• EXERCISE OBJECTIVE: Return the material word for word. Do not include pictures.

• MATERIAL FOR THE TASK:
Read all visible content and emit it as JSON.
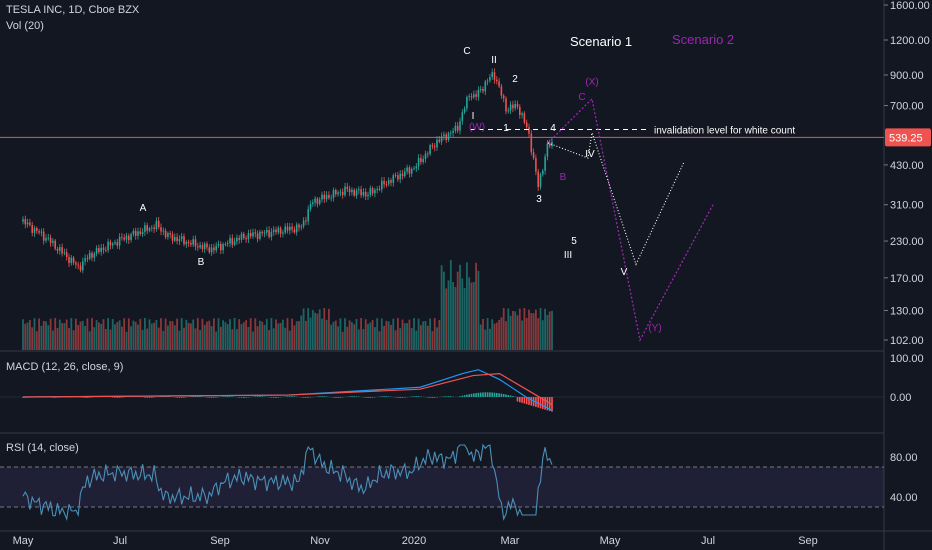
{
  "header": {
    "symbol_line": "TESLA INC, 1D, Cboe BZX",
    "volume_label": "Vol (20)"
  },
  "colors": {
    "up": "#26a69a",
    "down": "#ef5350",
    "scenario1": "#ffffff",
    "scenario2": "#9c27b0",
    "macd": "#2196f3",
    "signal": "#ef5350",
    "rsi": "#4a90b8",
    "price_badge": "#ef5350"
  },
  "chart_data": {
    "type": "line",
    "price_axis": {
      "scale": "log",
      "ticks": [
        "1600.00",
        "1200.00",
        "900.00",
        "700.00",
        "430.00",
        "310.00",
        "230.00",
        "170.00",
        "130.00",
        "102.00"
      ]
    },
    "last_price": "539.25",
    "x_ticks": [
      "May",
      "Jul",
      "Sep",
      "Nov",
      "2020",
      "Mar",
      "May",
      "Jul",
      "Sep"
    ],
    "price_path": [
      {
        "date": "2019-04-29",
        "close": 270
      },
      {
        "date": "2019-05-14",
        "close": 235
      },
      {
        "date": "2019-06-03",
        "close": 185
      },
      {
        "date": "2019-06-10",
        "close": 205
      },
      {
        "date": "2019-07-01",
        "close": 235
      },
      {
        "date": "2019-07-22",
        "close": 262
      },
      {
        "date": "2019-07-29",
        "close": 240
      },
      {
        "date": "2019-08-19",
        "close": 220
      },
      {
        "date": "2019-08-26",
        "close": 215
      },
      {
        "date": "2019-09-16",
        "close": 240
      },
      {
        "date": "2019-10-07",
        "close": 250
      },
      {
        "date": "2019-10-21",
        "close": 258
      },
      {
        "date": "2019-10-28",
        "close": 318
      },
      {
        "date": "2019-11-18",
        "close": 350
      },
      {
        "date": "2019-12-02",
        "close": 338
      },
      {
        "date": "2019-12-16",
        "close": 380
      },
      {
        "date": "2019-12-31",
        "close": 420
      },
      {
        "date": "2020-01-14",
        "close": 520
      },
      {
        "date": "2020-01-27",
        "close": 580
      },
      {
        "date": "2020-02-04",
        "close": 780
      },
      {
        "date": "2020-02-07",
        "close": 748
      },
      {
        "date": "2020-02-19",
        "close": 917
      },
      {
        "date": "2020-02-27",
        "close": 680
      },
      {
        "date": "2020-03-05",
        "close": 700
      },
      {
        "date": "2020-03-12",
        "close": 560
      },
      {
        "date": "2020-03-18",
        "close": 361
      },
      {
        "date": "2020-03-24",
        "close": 505
      },
      {
        "date": "2020-03-27",
        "close": 514
      }
    ],
    "volume": {
      "label": "Vol (20)"
    },
    "macd": {
      "label": "MACD (12, 26, close, 9)",
      "ticks": [
        "100.00",
        "0.00"
      ],
      "macd_line": [
        [
          0,
          0
        ],
        [
          0.5,
          5
        ],
        [
          0.75,
          25
        ],
        [
          0.83,
          60
        ],
        [
          0.86,
          70
        ],
        [
          0.9,
          45
        ],
        [
          0.95,
          0
        ],
        [
          1,
          -35
        ]
      ],
      "signal_line": [
        [
          0,
          0
        ],
        [
          0.5,
          5
        ],
        [
          0.75,
          20
        ],
        [
          0.85,
          55
        ],
        [
          0.9,
          60
        ],
        [
          0.95,
          20
        ],
        [
          1,
          -20
        ]
      ]
    },
    "rsi": {
      "label": "RSI (14, close)",
      "ticks": [
        "80.00",
        "40.00"
      ],
      "bands": [
        70,
        30
      ]
    },
    "annotations": {
      "white_wave": [
        "A",
        "B",
        "C",
        "I",
        "II",
        "III",
        "IV",
        "V",
        "1",
        "2",
        "3",
        "4",
        "5"
      ],
      "purple_wave": [
        "(W)",
        "(X)",
        "(Y)",
        "B",
        "C"
      ],
      "scenario1": "Scenario 1",
      "scenario2": "Scenario 2",
      "invalidation": "invalidation level for white count"
    }
  }
}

• COMPLETE OUTPUT:
Read all visible content and emit it as JSON.
{
  "header": {
    "symbol_line": "TESLA INC, 1D, Cboe BZX",
    "volume_label": "Vol (20)"
  },
  "colors": {
    "up": "#26a69a",
    "down": "#ef5350",
    "scenario1": "#ffffff",
    "scenario2": "#9c27b0",
    "macd": "#2196f3",
    "signal": "#ef5350",
    "rsi": "#4a90b8",
    "price_badge": "#ef5350"
  },
  "chart_data": {
    "type": "line",
    "price_axis": {
      "scale": "log",
      "ticks": [
        "1600.00",
        "1200.00",
        "900.00",
        "700.00",
        "430.00",
        "310.00",
        "230.00",
        "170.00",
        "130.00",
        "102.00"
      ]
    },
    "last_price": "539.25",
    "x_ticks": [
      "May",
      "Jul",
      "Sep",
      "Nov",
      "2020",
      "Mar",
      "May",
      "Jul",
      "Sep"
    ],
    "price_path": [
      {
        "date": "2019-04-29",
        "close": 270
      },
      {
        "date": "2019-05-14",
        "close": 235
      },
      {
        "date": "2019-06-03",
        "close": 185
      },
      {
        "date": "2019-06-10",
        "close": 205
      },
      {
        "date": "2019-07-01",
        "close": 235
      },
      {
        "date": "2019-07-22",
        "close": 262
      },
      {
        "date": "2019-07-29",
        "close": 240
      },
      {
        "date": "2019-08-19",
        "close": 220
      },
      {
        "date": "2019-08-26",
        "close": 215
      },
      {
        "date": "2019-09-16",
        "close": 240
      },
      {
        "date": "2019-10-07",
        "close": 250
      },
      {
        "date": "2019-10-21",
        "close": 258
      },
      {
        "date": "2019-10-28",
        "close": 318
      },
      {
        "date": "2019-11-18",
        "close": 350
      },
      {
        "date": "2019-12-02",
        "close": 338
      },
      {
        "date": "2019-12-16",
        "close": 380
      },
      {
        "date": "2019-12-31",
        "close": 420
      },
      {
        "date": "2020-01-14",
        "close": 520
      },
      {
        "date": "2020-01-27",
        "close": 580
      },
      {
        "date": "2020-02-04",
        "close": 780
      },
      {
        "date": "2020-02-07",
        "close": 748
      },
      {
        "date": "2020-02-19",
        "close": 917
      },
      {
        "date": "2020-02-27",
        "close": 680
      },
      {
        "date": "2020-03-05",
        "close": 700
      },
      {
        "date": "2020-03-12",
        "close": 560
      },
      {
        "date": "2020-03-18",
        "close": 361
      },
      {
        "date": "2020-03-24",
        "close": 505
      },
      {
        "date": "2020-03-27",
        "close": 514
      }
    ],
    "volume": {
      "label": "Vol (20)"
    },
    "macd": {
      "label": "MACD (12, 26, close, 9)",
      "ticks": [
        "100.00",
        "0.00"
      ],
      "macd_line": [
        [
          0,
          0
        ],
        [
          0.5,
          5
        ],
        [
          0.75,
          25
        ],
        [
          0.83,
          60
        ],
        [
          0.86,
          70
        ],
        [
          0.9,
          45
        ],
        [
          0.95,
          0
        ],
        [
          1,
          -35
        ]
      ],
      "signal_line": [
        [
          0,
          0
        ],
        [
          0.5,
          5
        ],
        [
          0.75,
          20
        ],
        [
          0.85,
          55
        ],
        [
          0.9,
          60
        ],
        [
          0.95,
          20
        ],
        [
          1,
          -20
        ]
      ]
    },
    "rsi": {
      "label": "RSI (14, close)",
      "ticks": [
        "80.00",
        "40.00"
      ],
      "bands": [
        70,
        30
      ]
    },
    "annotations": {
      "white_wave": [
        "A",
        "B",
        "C",
        "I",
        "II",
        "III",
        "IV",
        "V",
        "1",
        "2",
        "3",
        "4",
        "5"
      ],
      "purple_wave": [
        "(W)",
        "(X)",
        "(Y)",
        "B",
        "C"
      ],
      "scenario1": "Scenario 1",
      "scenario2": "Scenario 2",
      "invalidation": "invalidation level for white count"
    }
  }
}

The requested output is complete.